## WHAT YOU HAVE TO DO
Leave the pictures out. Return all other data exactly.

## MATERIAL SHOWN
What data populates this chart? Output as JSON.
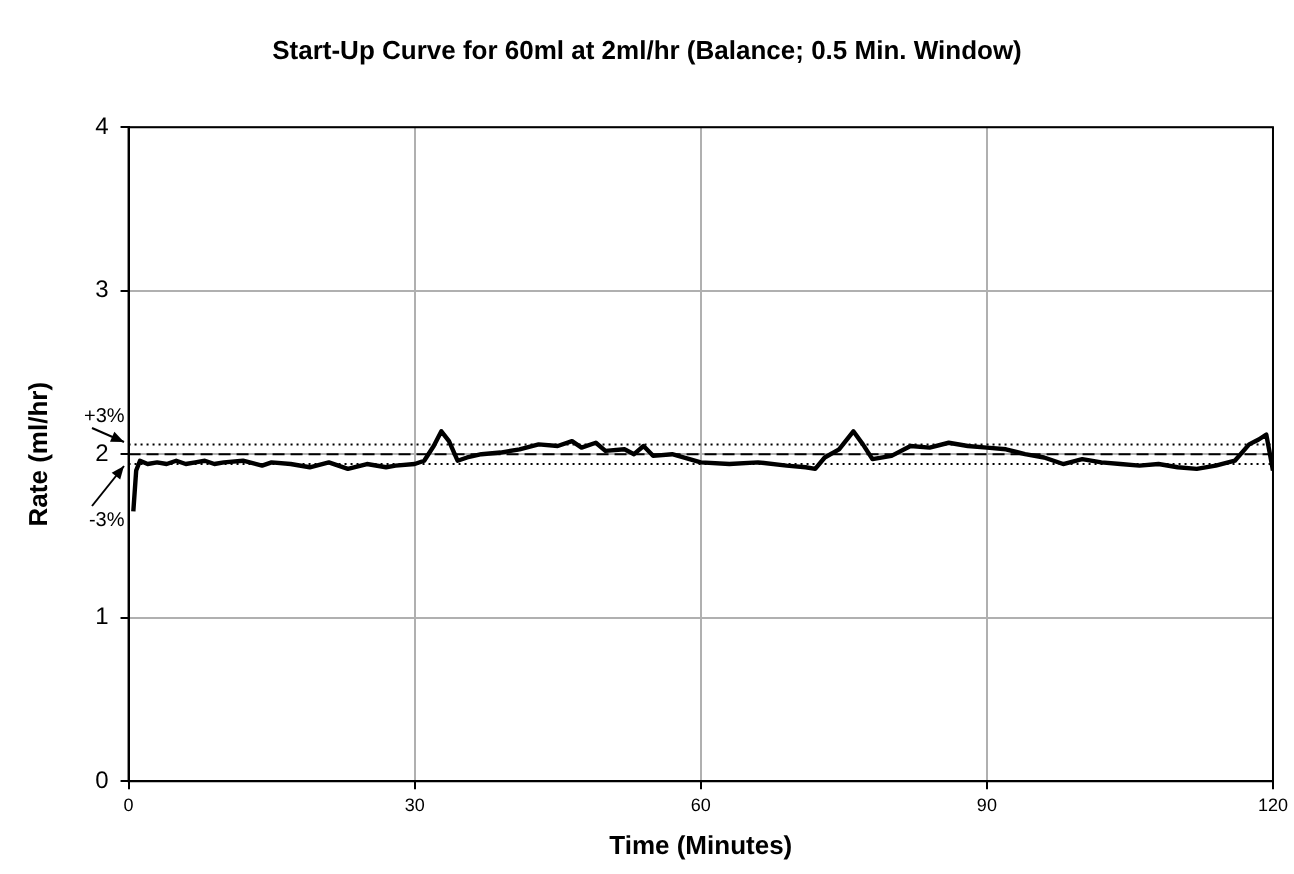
{
  "chart_data": {
    "type": "line",
    "title": "Start-Up Curve for 60ml at 2ml/hr (Balance; 0.5 Min. Window)",
    "xlabel": "Time (Minutes)",
    "ylabel": "Rate (ml/hr)",
    "x": [
      0.5,
      0.8,
      1.2,
      2,
      3,
      4,
      5,
      6,
      7,
      8,
      9,
      10,
      12,
      14,
      15,
      17,
      19,
      21,
      23,
      25,
      27,
      28,
      30,
      31,
      32,
      32.8,
      33.6,
      34.5,
      35.5,
      37,
      39,
      41,
      43,
      45,
      46.5,
      47.5,
      49,
      50,
      52,
      53,
      54,
      55,
      57,
      60,
      63,
      66,
      69,
      71,
      72,
      73,
      74.5,
      76,
      77,
      78,
      80,
      82,
      84,
      86,
      88,
      90,
      92,
      94,
      96,
      98,
      100,
      102,
      104,
      106,
      108,
      110,
      112,
      114,
      116,
      117.5,
      118.5,
      119.3,
      120
    ],
    "series": [
      {
        "color": "#000000",
        "values": [
          1.65,
          1.9,
          1.96,
          1.94,
          1.95,
          1.94,
          1.96,
          1.94,
          1.95,
          1.96,
          1.94,
          1.95,
          1.96,
          1.93,
          1.95,
          1.94,
          1.92,
          1.95,
          1.91,
          1.94,
          1.92,
          1.93,
          1.94,
          1.96,
          2.05,
          2.14,
          2.08,
          1.96,
          1.98,
          2.0,
          2.01,
          2.03,
          2.06,
          2.05,
          2.08,
          2.04,
          2.07,
          2.02,
          2.03,
          2.0,
          2.05,
          1.99,
          2.0,
          1.95,
          1.94,
          1.95,
          1.93,
          1.92,
          1.91,
          1.98,
          2.03,
          2.14,
          2.06,
          1.97,
          1.99,
          2.05,
          2.04,
          2.07,
          2.05,
          2.04,
          2.03,
          2.0,
          1.98,
          1.94,
          1.97,
          1.95,
          1.94,
          1.93,
          1.94,
          1.92,
          1.91,
          1.93,
          1.96,
          2.06,
          2.09,
          2.12,
          1.9
        ]
      }
    ],
    "xlim": [
      0,
      120
    ],
    "xticks": [
      0,
      30,
      60,
      90,
      120
    ],
    "ylim": [
      0,
      4
    ],
    "yticks": [
      0,
      1,
      2,
      3,
      4
    ],
    "grid": true,
    "legend": false,
    "marker": "none",
    "line_style": "solid",
    "ref_lines": [
      {
        "axis": "y",
        "value": 2.06,
        "line_style": "dotted",
        "color": "#000000"
      },
      {
        "axis": "y",
        "value": 2.0,
        "line_style": "dashed",
        "color": "#000000"
      },
      {
        "axis": "y",
        "value": 1.94,
        "line_style": "dotted",
        "color": "#000000"
      }
    ],
    "annotations": [
      {
        "text": "+3%",
        "x": 0,
        "y": 2.06
      },
      {
        "text": "-3%",
        "x": 0,
        "y": 1.94
      }
    ]
  }
}
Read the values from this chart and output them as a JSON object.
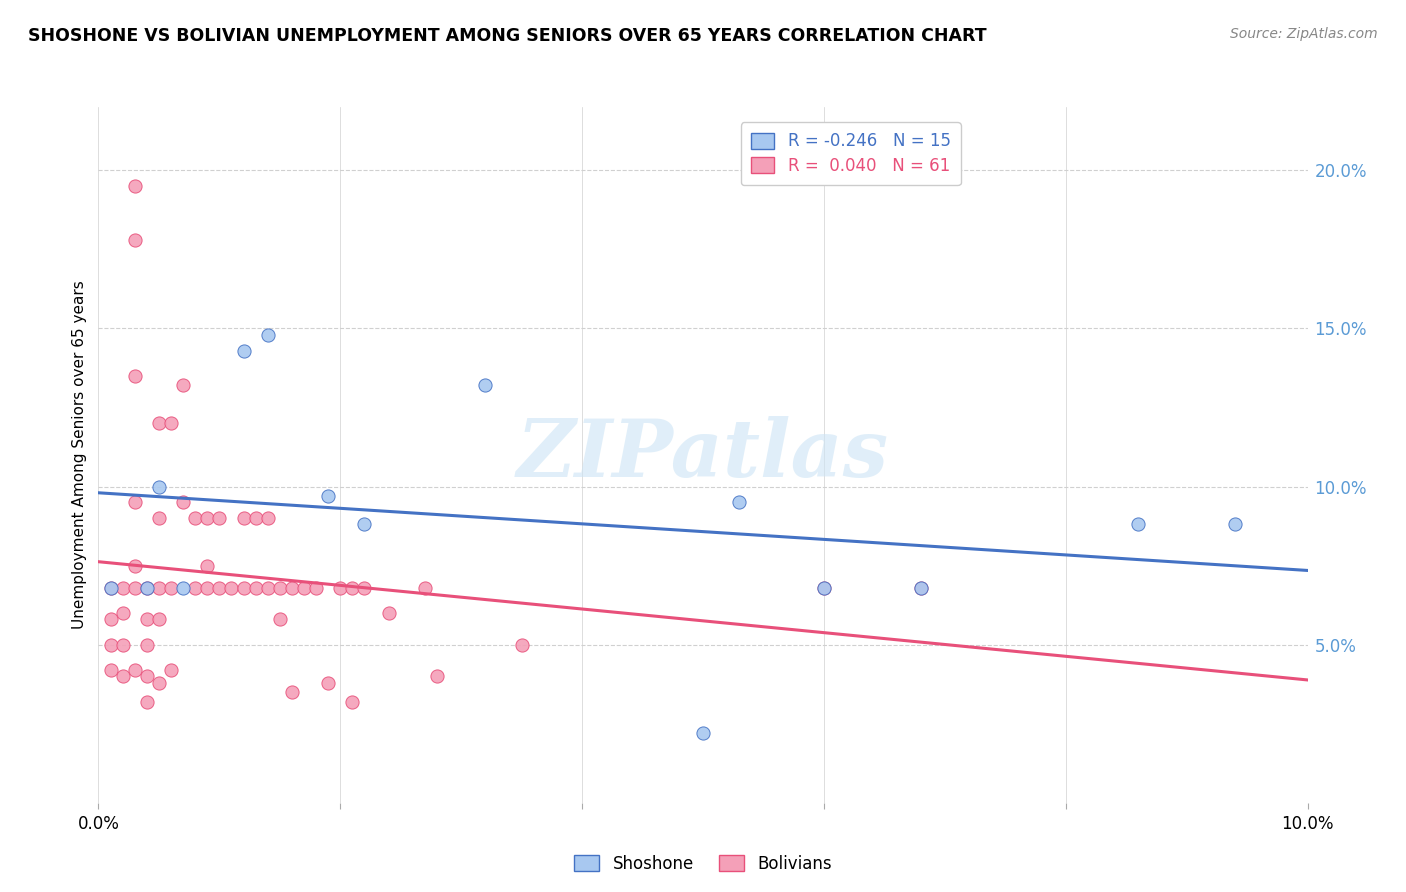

## RESULT OF THIS TASK
What data populates this chart? Output as JSON.
{
  "chart_data": {
    "type": "line",
    "title": "Start-Up Curve for 60ml at 2ml/hr (Balance; 0.5 Min. Window)",
    "xlabel": "Time (Minutes)",
    "ylabel": "Rate (ml/hr)",
    "x": [
      0.5,
      0.8,
      1.2,
      2,
      3,
      4,
      5,
      6,
      7,
      8,
      9,
      10,
      12,
      14,
      15,
      17,
      19,
      21,
      23,
      25,
      27,
      28,
      30,
      31,
      32,
      32.8,
      33.6,
      34.5,
      35.5,
      37,
      39,
      41,
      43,
      45,
      46.5,
      47.5,
      49,
      50,
      52,
      53,
      54,
      55,
      57,
      60,
      63,
      66,
      69,
      71,
      72,
      73,
      74.5,
      76,
      77,
      78,
      80,
      82,
      84,
      86,
      88,
      90,
      92,
      94,
      96,
      98,
      100,
      102,
      104,
      106,
      108,
      110,
      112,
      114,
      116,
      117.5,
      118.5,
      119.3,
      120
    ],
    "series": [
      {
        "color": "#000000",
        "values": [
          1.65,
          1.9,
          1.96,
          1.94,
          1.95,
          1.94,
          1.96,
          1.94,
          1.95,
          1.96,
          1.94,
          1.95,
          1.96,
          1.93,
          1.95,
          1.94,
          1.92,
          1.95,
          1.91,
          1.94,
          1.92,
          1.93,
          1.94,
          1.96,
          2.05,
          2.14,
          2.08,
          1.96,
          1.98,
          2.0,
          2.01,
          2.03,
          2.06,
          2.05,
          2.08,
          2.04,
          2.07,
          2.02,
          2.03,
          2.0,
          2.05,
          1.99,
          2.0,
          1.95,
          1.94,
          1.95,
          1.93,
          1.92,
          1.91,
          1.98,
          2.03,
          2.14,
          2.06,
          1.97,
          1.99,
          2.05,
          2.04,
          2.07,
          2.05,
          2.04,
          2.03,
          2.0,
          1.98,
          1.94,
          1.97,
          1.95,
          1.94,
          1.93,
          1.94,
          1.92,
          1.91,
          1.93,
          1.96,
          2.06,
          2.09,
          2.12,
          1.9
        ]
      }
    ],
    "xlim": [
      0,
      120
    ],
    "xticks": [
      0,
      30,
      60,
      90,
      120
    ],
    "ylim": [
      0,
      4
    ],
    "yticks": [
      0,
      1,
      2,
      3,
      4
    ],
    "grid": true,
    "legend": false,
    "marker": "none",
    "line_style": "solid",
    "ref_lines": [
      {
        "axis": "y",
        "value": 2.06,
        "line_style": "dotted",
        "color": "#000000"
      },
      {
        "axis": "y",
        "value": 2.0,
        "line_style": "dashed",
        "color": "#000000"
      },
      {
        "axis": "y",
        "value": 1.94,
        "line_style": "dotted",
        "color": "#000000"
      }
    ],
    "annotations": [
      {
        "text": "+3%",
        "x": 0,
        "y": 2.06
      },
      {
        "text": "-3%",
        "x": 0,
        "y": 1.94
      }
    ]
  }
}
Read the values from this chart and output them as a JSON object.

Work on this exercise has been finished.